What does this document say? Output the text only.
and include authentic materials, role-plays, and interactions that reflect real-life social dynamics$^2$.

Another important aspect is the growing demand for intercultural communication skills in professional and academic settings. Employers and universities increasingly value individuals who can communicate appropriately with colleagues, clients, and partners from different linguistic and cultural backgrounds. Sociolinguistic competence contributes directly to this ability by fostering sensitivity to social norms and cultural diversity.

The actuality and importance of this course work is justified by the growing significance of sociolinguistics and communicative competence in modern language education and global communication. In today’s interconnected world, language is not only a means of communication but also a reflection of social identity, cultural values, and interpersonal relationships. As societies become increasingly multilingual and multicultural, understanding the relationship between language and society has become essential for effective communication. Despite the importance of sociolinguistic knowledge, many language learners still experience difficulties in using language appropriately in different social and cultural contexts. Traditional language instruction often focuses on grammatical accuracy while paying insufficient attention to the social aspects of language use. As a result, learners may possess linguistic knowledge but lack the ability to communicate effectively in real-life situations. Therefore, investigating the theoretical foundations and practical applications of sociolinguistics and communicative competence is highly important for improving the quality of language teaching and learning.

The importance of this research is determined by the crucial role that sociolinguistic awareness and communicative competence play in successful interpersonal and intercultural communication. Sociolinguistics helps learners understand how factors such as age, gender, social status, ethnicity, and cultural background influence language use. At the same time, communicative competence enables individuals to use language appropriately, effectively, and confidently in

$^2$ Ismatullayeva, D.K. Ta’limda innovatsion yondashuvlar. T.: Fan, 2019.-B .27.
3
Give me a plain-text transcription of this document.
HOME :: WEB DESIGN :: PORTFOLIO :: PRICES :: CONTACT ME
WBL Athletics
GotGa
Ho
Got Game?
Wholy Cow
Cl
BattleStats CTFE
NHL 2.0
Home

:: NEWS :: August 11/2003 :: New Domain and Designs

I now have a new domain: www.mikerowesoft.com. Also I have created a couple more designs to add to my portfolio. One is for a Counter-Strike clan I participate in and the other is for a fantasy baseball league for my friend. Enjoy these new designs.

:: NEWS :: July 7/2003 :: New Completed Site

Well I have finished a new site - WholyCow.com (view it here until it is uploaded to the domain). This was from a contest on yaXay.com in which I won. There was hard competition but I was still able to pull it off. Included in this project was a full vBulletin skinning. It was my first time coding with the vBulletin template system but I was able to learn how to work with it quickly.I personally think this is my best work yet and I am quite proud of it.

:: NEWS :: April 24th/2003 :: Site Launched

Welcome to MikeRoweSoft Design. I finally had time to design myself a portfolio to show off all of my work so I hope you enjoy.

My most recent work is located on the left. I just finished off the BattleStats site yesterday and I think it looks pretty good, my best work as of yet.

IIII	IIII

_ _ _ _ _ _ _

● **Objective**:
Copy exactly the lines above, from the one containing "Give me a plain-text" through the very last line.

● **Exercise response**:
Give me a plain-text transcription of this document.
HOME :: WEB DESIGN :: PORTFOLIO :: PRICES :: CONTACT ME
WBL Athletics
GotGa
Ho
Got Game?
Wholy Cow
Cl
BattleStats CTFE
NHL 2.0
Home

:: NEWS :: August 11/2003 :: New Domain and Designs

I now have a new domain: www.mikerowesoft.com. Also I have created a couple more designs to add to my portfolio. One is for a Counter-Strike clan I participate in and the other is for a fantasy baseball league for my friend. Enjoy these new designs.

:: NEWS :: July 7/2003 :: New Completed Site

Well I have finished a new site - WholyCow.com (view it here until it is uploaded to the domain). This was from a contest on yaXay.com in which I won. There was hard competition but I was still able to pull it off. Included in this project was a full vBulletin skinning. It was my first time coding with the vBulletin template system but I was able to learn how to work with it quickly.I personally think this is my best work yet and I am quite proud of it.

:: NEWS :: April 24th/2003 :: Site Launched

Welcome to MikeRoweSoft Design. I finally had time to design myself a portfolio to show off all of my work so I hope you enjoy.

My most recent work is located on the left. I just finished off the BattleStats site yesterday and I think it looks pretty good, my best work as of yet.

IIII	IIII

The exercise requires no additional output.